Copy the records without alteration, beginning at the first line and ending with the line that contains "top-x-tick-0: 0 — [1254, 701, 1300, 785]".

────────────────────────────────────────

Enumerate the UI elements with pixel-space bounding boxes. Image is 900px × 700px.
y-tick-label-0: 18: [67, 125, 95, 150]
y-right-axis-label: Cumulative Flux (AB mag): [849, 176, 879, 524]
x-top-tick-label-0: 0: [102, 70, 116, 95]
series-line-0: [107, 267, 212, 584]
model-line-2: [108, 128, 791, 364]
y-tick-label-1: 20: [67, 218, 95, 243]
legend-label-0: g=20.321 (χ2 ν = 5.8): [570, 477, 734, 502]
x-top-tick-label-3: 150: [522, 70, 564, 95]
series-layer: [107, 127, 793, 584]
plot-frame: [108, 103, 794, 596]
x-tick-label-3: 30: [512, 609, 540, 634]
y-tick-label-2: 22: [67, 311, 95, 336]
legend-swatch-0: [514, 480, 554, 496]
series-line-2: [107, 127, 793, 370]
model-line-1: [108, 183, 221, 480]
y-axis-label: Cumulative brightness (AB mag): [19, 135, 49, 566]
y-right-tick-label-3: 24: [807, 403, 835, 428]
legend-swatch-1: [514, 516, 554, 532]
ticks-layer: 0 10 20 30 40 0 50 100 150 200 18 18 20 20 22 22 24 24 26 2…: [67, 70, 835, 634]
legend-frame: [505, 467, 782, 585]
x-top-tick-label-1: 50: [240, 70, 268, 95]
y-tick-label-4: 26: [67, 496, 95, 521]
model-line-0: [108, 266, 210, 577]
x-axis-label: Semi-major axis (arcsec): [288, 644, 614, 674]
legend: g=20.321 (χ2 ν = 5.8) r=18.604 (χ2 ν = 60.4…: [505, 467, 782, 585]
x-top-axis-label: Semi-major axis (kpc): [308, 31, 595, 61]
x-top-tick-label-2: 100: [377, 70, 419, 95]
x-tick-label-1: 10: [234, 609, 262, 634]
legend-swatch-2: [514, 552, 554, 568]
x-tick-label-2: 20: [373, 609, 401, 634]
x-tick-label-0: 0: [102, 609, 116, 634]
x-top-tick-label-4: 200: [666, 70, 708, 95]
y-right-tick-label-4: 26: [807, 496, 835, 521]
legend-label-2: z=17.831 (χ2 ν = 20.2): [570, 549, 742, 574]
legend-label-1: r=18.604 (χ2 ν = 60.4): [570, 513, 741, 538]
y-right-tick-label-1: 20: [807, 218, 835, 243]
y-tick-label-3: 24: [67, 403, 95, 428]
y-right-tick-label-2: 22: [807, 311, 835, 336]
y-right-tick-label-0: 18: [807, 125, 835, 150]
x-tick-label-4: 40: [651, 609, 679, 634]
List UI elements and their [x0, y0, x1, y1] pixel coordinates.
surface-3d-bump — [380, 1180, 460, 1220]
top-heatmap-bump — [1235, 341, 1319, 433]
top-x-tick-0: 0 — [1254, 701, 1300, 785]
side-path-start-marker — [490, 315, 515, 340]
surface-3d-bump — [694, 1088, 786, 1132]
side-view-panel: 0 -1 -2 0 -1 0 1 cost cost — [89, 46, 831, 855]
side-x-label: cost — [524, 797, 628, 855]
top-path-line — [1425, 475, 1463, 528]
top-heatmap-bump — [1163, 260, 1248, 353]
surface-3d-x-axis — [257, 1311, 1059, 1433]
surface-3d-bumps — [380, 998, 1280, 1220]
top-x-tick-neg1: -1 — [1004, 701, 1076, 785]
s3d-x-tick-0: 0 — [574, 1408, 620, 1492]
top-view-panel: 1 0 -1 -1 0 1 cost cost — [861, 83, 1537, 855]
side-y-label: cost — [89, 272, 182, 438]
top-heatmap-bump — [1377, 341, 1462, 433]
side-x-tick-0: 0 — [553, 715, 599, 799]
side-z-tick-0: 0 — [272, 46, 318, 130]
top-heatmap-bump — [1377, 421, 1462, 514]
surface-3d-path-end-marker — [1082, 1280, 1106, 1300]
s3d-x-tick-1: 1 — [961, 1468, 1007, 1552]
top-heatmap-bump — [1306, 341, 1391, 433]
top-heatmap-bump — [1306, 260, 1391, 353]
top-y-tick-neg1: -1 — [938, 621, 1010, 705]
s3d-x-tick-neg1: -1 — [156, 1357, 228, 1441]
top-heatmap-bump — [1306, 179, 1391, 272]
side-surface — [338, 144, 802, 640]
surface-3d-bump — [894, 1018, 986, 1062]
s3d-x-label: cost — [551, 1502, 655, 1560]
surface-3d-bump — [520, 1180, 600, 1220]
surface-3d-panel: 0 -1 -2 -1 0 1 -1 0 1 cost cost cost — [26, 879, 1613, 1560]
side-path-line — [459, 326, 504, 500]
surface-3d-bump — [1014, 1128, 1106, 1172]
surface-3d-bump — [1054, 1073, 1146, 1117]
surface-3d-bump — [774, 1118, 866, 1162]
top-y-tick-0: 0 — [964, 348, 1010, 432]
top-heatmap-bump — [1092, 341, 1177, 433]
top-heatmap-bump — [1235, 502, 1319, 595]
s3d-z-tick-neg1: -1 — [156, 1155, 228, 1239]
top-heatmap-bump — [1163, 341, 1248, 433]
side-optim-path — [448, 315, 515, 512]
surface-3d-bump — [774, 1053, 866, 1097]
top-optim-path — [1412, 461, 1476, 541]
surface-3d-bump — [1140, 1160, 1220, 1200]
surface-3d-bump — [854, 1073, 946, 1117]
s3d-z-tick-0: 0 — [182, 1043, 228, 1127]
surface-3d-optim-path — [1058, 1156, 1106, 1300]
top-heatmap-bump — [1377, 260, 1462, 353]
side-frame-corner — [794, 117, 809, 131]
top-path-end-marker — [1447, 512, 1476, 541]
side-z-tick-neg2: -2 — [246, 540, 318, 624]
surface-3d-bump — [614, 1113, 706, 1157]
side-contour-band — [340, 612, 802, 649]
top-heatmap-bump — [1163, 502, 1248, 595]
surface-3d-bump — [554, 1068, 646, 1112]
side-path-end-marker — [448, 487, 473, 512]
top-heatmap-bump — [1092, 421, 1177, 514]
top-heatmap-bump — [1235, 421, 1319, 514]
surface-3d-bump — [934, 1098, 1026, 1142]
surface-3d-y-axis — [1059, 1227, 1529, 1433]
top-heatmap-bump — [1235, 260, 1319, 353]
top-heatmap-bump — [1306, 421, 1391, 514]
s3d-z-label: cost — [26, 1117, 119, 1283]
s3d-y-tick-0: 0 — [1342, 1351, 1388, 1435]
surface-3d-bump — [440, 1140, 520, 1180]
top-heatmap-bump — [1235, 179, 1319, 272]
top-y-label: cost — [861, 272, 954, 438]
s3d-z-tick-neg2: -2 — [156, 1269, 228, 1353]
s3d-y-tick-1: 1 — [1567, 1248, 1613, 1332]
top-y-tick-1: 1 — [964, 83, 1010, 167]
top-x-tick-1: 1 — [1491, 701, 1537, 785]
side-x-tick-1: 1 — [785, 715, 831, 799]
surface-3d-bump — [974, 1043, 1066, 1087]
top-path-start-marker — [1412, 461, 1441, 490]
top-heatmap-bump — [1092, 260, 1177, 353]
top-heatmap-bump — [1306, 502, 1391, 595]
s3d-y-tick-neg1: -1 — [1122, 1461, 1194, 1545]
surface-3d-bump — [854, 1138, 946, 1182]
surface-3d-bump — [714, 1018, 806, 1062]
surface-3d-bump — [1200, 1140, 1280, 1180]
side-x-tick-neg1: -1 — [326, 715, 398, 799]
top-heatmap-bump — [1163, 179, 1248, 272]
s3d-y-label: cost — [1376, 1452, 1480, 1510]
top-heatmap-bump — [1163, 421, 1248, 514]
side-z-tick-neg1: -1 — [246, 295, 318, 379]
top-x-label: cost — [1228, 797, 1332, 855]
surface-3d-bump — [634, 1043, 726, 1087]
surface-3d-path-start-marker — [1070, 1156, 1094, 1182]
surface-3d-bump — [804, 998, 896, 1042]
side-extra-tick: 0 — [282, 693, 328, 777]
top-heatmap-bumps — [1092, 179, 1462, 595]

────────────────────────────────────────

◆ Exercise answer
Enumerate the UI elements with pixel-space bounding boxes. Image is 900px × 700px.
y-tick-label-0: 18: [67, 125, 95, 150]
y-right-axis-label: Cumulative Flux (AB mag): [849, 176, 879, 524]
x-top-tick-label-0: 0: [102, 70, 116, 95]
series-line-0: [107, 267, 212, 584]
model-line-2: [108, 128, 791, 364]
y-tick-label-1: 20: [67, 218, 95, 243]
legend-label-0: g=20.321 (χ2 ν = 5.8): [570, 477, 734, 502]
x-top-tick-label-3: 150: [522, 70, 564, 95]
series-layer: [107, 127, 793, 584]
plot-frame: [108, 103, 794, 596]
x-tick-label-3: 30: [512, 609, 540, 634]
y-tick-label-2: 22: [67, 311, 95, 336]
legend-swatch-0: [514, 480, 554, 496]
series-line-2: [107, 127, 793, 370]
model-line-1: [108, 183, 221, 480]
y-axis-label: Cumulative brightness (AB mag): [19, 135, 49, 566]
y-right-tick-label-3: 24: [807, 403, 835, 428]
legend-swatch-1: [514, 516, 554, 532]
ticks-layer: 0 10 20 30 40 0 50 100 150 200 18 18 20 20 22 22 24 24 26 2…: [67, 70, 835, 634]
legend-frame: [505, 467, 782, 585]
x-top-tick-label-1: 50: [240, 70, 268, 95]
y-tick-label-4: 26: [67, 496, 95, 521]
model-line-0: [108, 266, 210, 577]
x-axis-label: Semi-major axis (arcsec): [288, 644, 614, 674]
legend: g=20.321 (χ2 ν = 5.8) r=18.604 (χ2 ν = 60.4…: [505, 467, 782, 585]
x-top-axis-label: Semi-major axis (kpc): [308, 31, 595, 61]
x-top-tick-label-2: 100: [377, 70, 419, 95]
x-tick-label-1: 10: [234, 609, 262, 634]
legend-swatch-2: [514, 552, 554, 568]
x-tick-label-2: 20: [373, 609, 401, 634]
x-tick-label-0: 0: [102, 609, 116, 634]
x-top-tick-label-4: 200: [666, 70, 708, 95]
y-right-tick-label-4: 26: [807, 496, 835, 521]
legend-label-2: z=17.831 (χ2 ν = 20.2): [570, 549, 742, 574]
legend-label-1: r=18.604 (χ2 ν = 60.4): [570, 513, 741, 538]
y-right-tick-label-1: 20: [807, 218, 835, 243]
y-tick-label-3: 24: [67, 403, 95, 428]
y-right-tick-label-2: 22: [807, 311, 835, 336]
y-right-tick-label-0: 18: [807, 125, 835, 150]
x-tick-label-4: 40: [651, 609, 679, 634]
List UI elements and their [x0, y0, x1, y1] pixel coordinates.
surface-3d-bump — [380, 1180, 460, 1220]
top-heatmap-bump — [1235, 341, 1319, 433]
top-x-tick-0: 0 — [1254, 701, 1300, 785]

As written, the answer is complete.